>>>>>
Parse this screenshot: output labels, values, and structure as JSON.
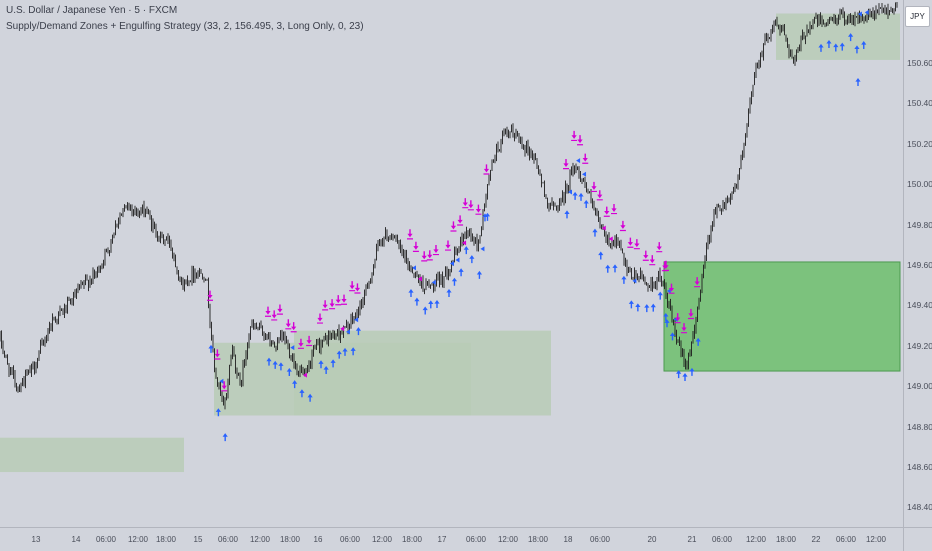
{
  "legend": {
    "title": "U.S. Dollar / Japanese Yen · 5 · FXCM",
    "study": "Supply/Demand Zones + Engulfing Strategy (33, 2, 156.495, 3, Long Only, 0, 23)"
  },
  "currency": "JPY",
  "price_axis": {
    "labels": [
      "150.600",
      "150.400",
      "150.200",
      "150.000",
      "149.800",
      "149.600",
      "149.400",
      "149.200",
      "149.000",
      "148.800",
      "148.600",
      "148.400"
    ]
  },
  "time_axis": {
    "labels": [
      "13",
      "14",
      "06:00",
      "12:00",
      "18:00",
      "15",
      "06:00",
      "12:00",
      "18:00",
      "16",
      "06:00",
      "12:00",
      "18:00",
      "17",
      "06:00",
      "12:00",
      "18:00",
      "18",
      "06:00",
      "20",
      "21",
      "06:00",
      "12:00",
      "18:00",
      "22",
      "06:00",
      "12:00"
    ]
  },
  "colors": {
    "background": "#d1d4dc",
    "candle": "#1e1e1e",
    "zone_fill": "#b8cbb6",
    "zone_active": "#7cc27d",
    "zone_active_border": "#4c9a50",
    "long_marker": "#2962ff",
    "short_marker": "#d500d5"
  },
  "chart_data": {
    "type": "candlestick",
    "symbol": "USDJPY",
    "timeframe": "5",
    "y_range": [
      148.35,
      150.8
    ],
    "x_range": [
      "13",
      "22 12:00"
    ],
    "close_path": [
      [
        0,
        149.24
      ],
      [
        8,
        149.1
      ],
      [
        18,
        149.0
      ],
      [
        34,
        149.1
      ],
      [
        52,
        149.33
      ],
      [
        68,
        149.4
      ],
      [
        82,
        149.5
      ],
      [
        96,
        149.56
      ],
      [
        108,
        149.68
      ],
      [
        118,
        149.84
      ],
      [
        130,
        149.9
      ],
      [
        138,
        149.86
      ],
      [
        146,
        149.88
      ],
      [
        152,
        149.8
      ],
      [
        160,
        149.74
      ],
      [
        170,
        149.72
      ],
      [
        182,
        149.5
      ],
      [
        194,
        149.57
      ],
      [
        206,
        149.56
      ],
      [
        214,
        149.1
      ],
      [
        224,
        148.88
      ],
      [
        232,
        149.2
      ],
      [
        240,
        149.0
      ],
      [
        250,
        149.3
      ],
      [
        262,
        149.28
      ],
      [
        274,
        149.2
      ],
      [
        284,
        149.25
      ],
      [
        296,
        149.1
      ],
      [
        306,
        149.05
      ],
      [
        316,
        149.2
      ],
      [
        330,
        149.25
      ],
      [
        344,
        149.28
      ],
      [
        356,
        149.35
      ],
      [
        368,
        149.5
      ],
      [
        380,
        149.73
      ],
      [
        392,
        149.76
      ],
      [
        402,
        149.66
      ],
      [
        412,
        149.58
      ],
      [
        424,
        149.5
      ],
      [
        434,
        149.5
      ],
      [
        444,
        149.55
      ],
      [
        456,
        149.66
      ],
      [
        466,
        149.78
      ],
      [
        478,
        149.7
      ],
      [
        486,
        149.95
      ],
      [
        494,
        150.15
      ],
      [
        504,
        150.24
      ],
      [
        514,
        150.26
      ],
      [
        524,
        150.2
      ],
      [
        536,
        150.12
      ],
      [
        546,
        149.93
      ],
      [
        554,
        149.88
      ],
      [
        564,
        149.95
      ],
      [
        574,
        150.1
      ],
      [
        584,
        150.02
      ],
      [
        596,
        149.84
      ],
      [
        608,
        149.72
      ],
      [
        618,
        149.72
      ],
      [
        628,
        149.55
      ],
      [
        640,
        149.55
      ],
      [
        650,
        149.5
      ],
      [
        660,
        149.55
      ],
      [
        668,
        149.42
      ],
      [
        678,
        149.2
      ],
      [
        686,
        149.12
      ],
      [
        694,
        149.25
      ],
      [
        704,
        149.63
      ],
      [
        714,
        149.86
      ],
      [
        726,
        149.92
      ],
      [
        736,
        150.0
      ],
      [
        744,
        150.18
      ],
      [
        754,
        150.55
      ],
      [
        764,
        150.7
      ],
      [
        774,
        150.8
      ],
      [
        784,
        150.76
      ],
      [
        794,
        150.6
      ],
      [
        804,
        150.75
      ],
      [
        814,
        150.82
      ],
      [
        826,
        150.8
      ],
      [
        840,
        150.84
      ],
      [
        852,
        150.83
      ],
      [
        864,
        150.82
      ],
      [
        880,
        150.86
      ],
      [
        900,
        150.88
      ]
    ],
    "zones": [
      {
        "x0": "12 ~17:00",
        "x1": "14 ~20:00",
        "low": 148.58,
        "high": 148.75
      },
      {
        "x0": "15 ~03:00",
        "x1": "17 ~18:00",
        "low": 148.86,
        "high": 149.22
      },
      {
        "x0": "15 ~18:00",
        "x1": "18 ~00:00",
        "low": 148.86,
        "high": 149.28
      },
      {
        "x0": "20 ~03:00",
        "x1": "22 14:00",
        "low": 149.08,
        "high": 149.62
      },
      {
        "x0": "21 ~15:00",
        "x1": "22 14:00",
        "low": 150.62,
        "high": 150.85
      }
    ],
    "signals": {
      "long_count": 75,
      "short_count": 75
    }
  }
}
<<<<<
## Written request
Each entry above should be reproduced exactly, with the pictures removed.

## Solved exercise
Parse this screenshot: output labels, values, and structure as JSON.
{
  "legend": {
    "title": "U.S. Dollar / Japanese Yen · 5 · FXCM",
    "study": "Supply/Demand Zones + Engulfing Strategy (33, 2, 156.495, 3, Long Only, 0, 23)"
  },
  "currency": "JPY",
  "price_axis": {
    "labels": [
      "150.600",
      "150.400",
      "150.200",
      "150.000",
      "149.800",
      "149.600",
      "149.400",
      "149.200",
      "149.000",
      "148.800",
      "148.600",
      "148.400"
    ]
  },
  "time_axis": {
    "labels": [
      "13",
      "14",
      "06:00",
      "12:00",
      "18:00",
      "15",
      "06:00",
      "12:00",
      "18:00",
      "16",
      "06:00",
      "12:00",
      "18:00",
      "17",
      "06:00",
      "12:00",
      "18:00",
      "18",
      "06:00",
      "20",
      "21",
      "06:00",
      "12:00",
      "18:00",
      "22",
      "06:00",
      "12:00"
    ]
  },
  "colors": {
    "background": "#d1d4dc",
    "candle": "#1e1e1e",
    "zone_fill": "#b8cbb6",
    "zone_active": "#7cc27d",
    "zone_active_border": "#4c9a50",
    "long_marker": "#2962ff",
    "short_marker": "#d500d5"
  },
  "chart_data": {
    "type": "candlestick",
    "symbol": "USDJPY",
    "timeframe": "5",
    "y_range": [
      148.35,
      150.8
    ],
    "x_range": [
      "13",
      "22 12:00"
    ],
    "close_path": [
      [
        0,
        149.24
      ],
      [
        8,
        149.1
      ],
      [
        18,
        149.0
      ],
      [
        34,
        149.1
      ],
      [
        52,
        149.33
      ],
      [
        68,
        149.4
      ],
      [
        82,
        149.5
      ],
      [
        96,
        149.56
      ],
      [
        108,
        149.68
      ],
      [
        118,
        149.84
      ],
      [
        130,
        149.9
      ],
      [
        138,
        149.86
      ],
      [
        146,
        149.88
      ],
      [
        152,
        149.8
      ],
      [
        160,
        149.74
      ],
      [
        170,
        149.72
      ],
      [
        182,
        149.5
      ],
      [
        194,
        149.57
      ],
      [
        206,
        149.56
      ],
      [
        214,
        149.1
      ],
      [
        224,
        148.88
      ],
      [
        232,
        149.2
      ],
      [
        240,
        149.0
      ],
      [
        250,
        149.3
      ],
      [
        262,
        149.28
      ],
      [
        274,
        149.2
      ],
      [
        284,
        149.25
      ],
      [
        296,
        149.1
      ],
      [
        306,
        149.05
      ],
      [
        316,
        149.2
      ],
      [
        330,
        149.25
      ],
      [
        344,
        149.28
      ],
      [
        356,
        149.35
      ],
      [
        368,
        149.5
      ],
      [
        380,
        149.73
      ],
      [
        392,
        149.76
      ],
      [
        402,
        149.66
      ],
      [
        412,
        149.58
      ],
      [
        424,
        149.5
      ],
      [
        434,
        149.5
      ],
      [
        444,
        149.55
      ],
      [
        456,
        149.66
      ],
      [
        466,
        149.78
      ],
      [
        478,
        149.7
      ],
      [
        486,
        149.95
      ],
      [
        494,
        150.15
      ],
      [
        504,
        150.24
      ],
      [
        514,
        150.26
      ],
      [
        524,
        150.2
      ],
      [
        536,
        150.12
      ],
      [
        546,
        149.93
      ],
      [
        554,
        149.88
      ],
      [
        564,
        149.95
      ],
      [
        574,
        150.1
      ],
      [
        584,
        150.02
      ],
      [
        596,
        149.84
      ],
      [
        608,
        149.72
      ],
      [
        618,
        149.72
      ],
      [
        628,
        149.55
      ],
      [
        640,
        149.55
      ],
      [
        650,
        149.5
      ],
      [
        660,
        149.55
      ],
      [
        668,
        149.42
      ],
      [
        678,
        149.2
      ],
      [
        686,
        149.12
      ],
      [
        694,
        149.25
      ],
      [
        704,
        149.63
      ],
      [
        714,
        149.86
      ],
      [
        726,
        149.92
      ],
      [
        736,
        150.0
      ],
      [
        744,
        150.18
      ],
      [
        754,
        150.55
      ],
      [
        764,
        150.7
      ],
      [
        774,
        150.8
      ],
      [
        784,
        150.76
      ],
      [
        794,
        150.6
      ],
      [
        804,
        150.75
      ],
      [
        814,
        150.82
      ],
      [
        826,
        150.8
      ],
      [
        840,
        150.84
      ],
      [
        852,
        150.83
      ],
      [
        864,
        150.82
      ],
      [
        880,
        150.86
      ],
      [
        900,
        150.88
      ]
    ],
    "zones": [
      {
        "x0": "12 ~17:00",
        "x1": "14 ~20:00",
        "low": 148.58,
        "high": 148.75
      },
      {
        "x0": "15 ~03:00",
        "x1": "17 ~18:00",
        "low": 148.86,
        "high": 149.22
      },
      {
        "x0": "15 ~18:00",
        "x1": "18 ~00:00",
        "low": 148.86,
        "high": 149.28
      },
      {
        "x0": "20 ~03:00",
        "x1": "22 14:00",
        "low": 149.08,
        "high": 149.62
      },
      {
        "x0": "21 ~15:00",
        "x1": "22 14:00",
        "low": 150.62,
        "high": 150.85
      }
    ],
    "signals": {
      "long_count": 75,
      "short_count": 75
    }
  }
}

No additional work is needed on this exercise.